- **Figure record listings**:
>>>>
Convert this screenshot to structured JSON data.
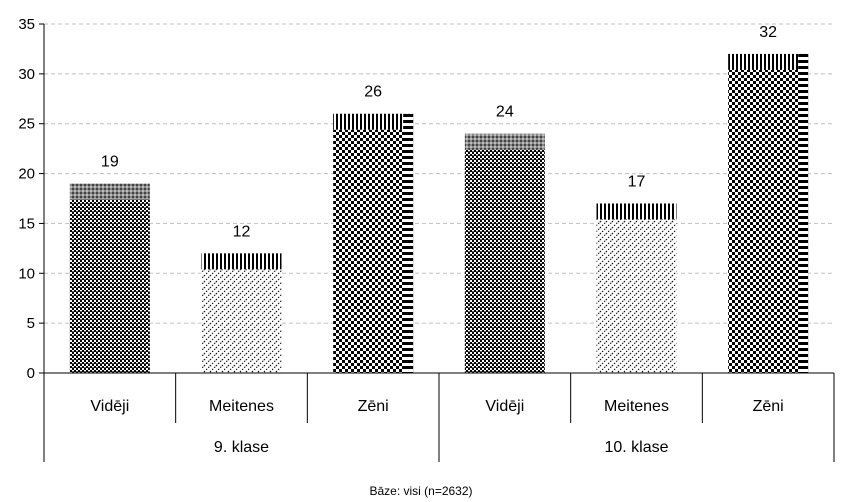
{
  "chart_data": {
    "type": "bar",
    "ylim": [
      0,
      35
    ],
    "yticks": [
      0,
      5,
      10,
      15,
      20,
      25,
      30,
      35
    ],
    "grid": true,
    "groups": [
      {
        "label": "9. klase",
        "categories": [
          "Vidēji",
          "Meitenes",
          "Zēni"
        ],
        "values": [
          19,
          12,
          26
        ]
      },
      {
        "label": "10. klase",
        "categories": [
          "Vidēji",
          "Meitenes",
          "Zēni"
        ],
        "values": [
          24,
          17,
          32
        ]
      }
    ],
    "bars": [
      {
        "group": "9. klase",
        "category": "Vidēji",
        "value": 19,
        "pattern": "checker-tight"
      },
      {
        "group": "9. klase",
        "category": "Meitenes",
        "value": 12,
        "pattern": "diag-dots"
      },
      {
        "group": "9. klase",
        "category": "Zēni",
        "value": 26,
        "pattern": "checker"
      },
      {
        "group": "10. klase",
        "category": "Vidēji",
        "value": 24,
        "pattern": "checker-tight"
      },
      {
        "group": "10. klase",
        "category": "Meitenes",
        "value": 17,
        "pattern": "diag-dots"
      },
      {
        "group": "10. klase",
        "category": "Zēni",
        "value": 32,
        "pattern": "checker"
      }
    ],
    "colors": {
      "bar": "#000000",
      "grid": "#c0c0c0",
      "axis": "#000000",
      "background": "#ffffff"
    }
  },
  "footer": {
    "base_note": "Bāze: visi (n=2632)"
  }
}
<<<<
- **OBJECTIVE**:
Give every line back word for word and leave the pictures out.

- **COMPLETE RESPONSE**:
Convert this screenshot to structured JSON data.
{
  "chart_data": {
    "type": "bar",
    "ylim": [
      0,
      35
    ],
    "yticks": [
      0,
      5,
      10,
      15,
      20,
      25,
      30,
      35
    ],
    "grid": true,
    "groups": [
      {
        "label": "9. klase",
        "categories": [
          "Vidēji",
          "Meitenes",
          "Zēni"
        ],
        "values": [
          19,
          12,
          26
        ]
      },
      {
        "label": "10. klase",
        "categories": [
          "Vidēji",
          "Meitenes",
          "Zēni"
        ],
        "values": [
          24,
          17,
          32
        ]
      }
    ],
    "bars": [
      {
        "group": "9. klase",
        "category": "Vidēji",
        "value": 19,
        "pattern": "checker-tight"
      },
      {
        "group": "9. klase",
        "category": "Meitenes",
        "value": 12,
        "pattern": "diag-dots"
      },
      {
        "group": "9. klase",
        "category": "Zēni",
        "value": 26,
        "pattern": "checker"
      },
      {
        "group": "10. klase",
        "category": "Vidēji",
        "value": 24,
        "pattern": "checker-tight"
      },
      {
        "group": "10. klase",
        "category": "Meitenes",
        "value": 17,
        "pattern": "diag-dots"
      },
      {
        "group": "10. klase",
        "category": "Zēni",
        "value": 32,
        "pattern": "checker"
      }
    ],
    "colors": {
      "bar": "#000000",
      "grid": "#c0c0c0",
      "axis": "#000000",
      "background": "#ffffff"
    }
  },
  "footer": {
    "base_note": "Bāze: visi (n=2632)"
  }
}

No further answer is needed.